=== Task to complete ===
Pull out every line below that holds the word "name".

Items from a data source
## start

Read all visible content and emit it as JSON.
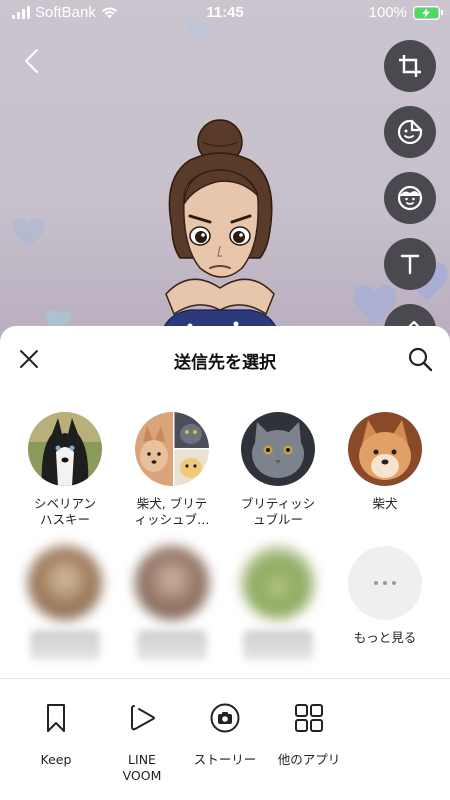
{
  "status_bar": {
    "carrier": "SoftBank",
    "time": "11:45",
    "battery": "100%"
  },
  "editor": {
    "tools": [
      {
        "name": "crop-icon"
      },
      {
        "name": "sticker-icon"
      },
      {
        "name": "avatar-face-icon"
      },
      {
        "name": "text-icon"
      },
      {
        "name": "pen-icon"
      }
    ]
  },
  "sheet": {
    "title": "送信先を選択",
    "friends": [
      {
        "name": "シベリアン\nハスキー",
        "blurred": false
      },
      {
        "name": "柴犬, ブリテ\nィッシュブ…",
        "blurred": false
      },
      {
        "name": "ブリティッシ\nュブルー",
        "blurred": false
      },
      {
        "name": "柴犬",
        "blurred": false
      }
    ],
    "more_label": "もっと見る",
    "share_options": [
      {
        "label": "Keep",
        "icon": "bookmark-icon"
      },
      {
        "label": "LINE\nVOOM",
        "icon": "voom-play-icon"
      },
      {
        "label": "ストーリー",
        "icon": "camera-story-icon"
      },
      {
        "label": "他のアプリ",
        "icon": "grid-apps-icon"
      }
    ]
  },
  "colors": {
    "accent_green": "#4cd964",
    "tool_bg": "#4b4950"
  }
}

## end

=== Solved exercise ===
        "name": "crop-icon"
        "name": "sticker-icon"
        "name": "avatar-face-icon"
        "name": "text-icon"
        "name": "pen-icon"
        "name": "シベリアン\nハスキー",
        "name": "柴犬, ブリテ\nィッシュブ…",
        "name": "ブリティッシ\nュブルー",
        "name": "柴犬",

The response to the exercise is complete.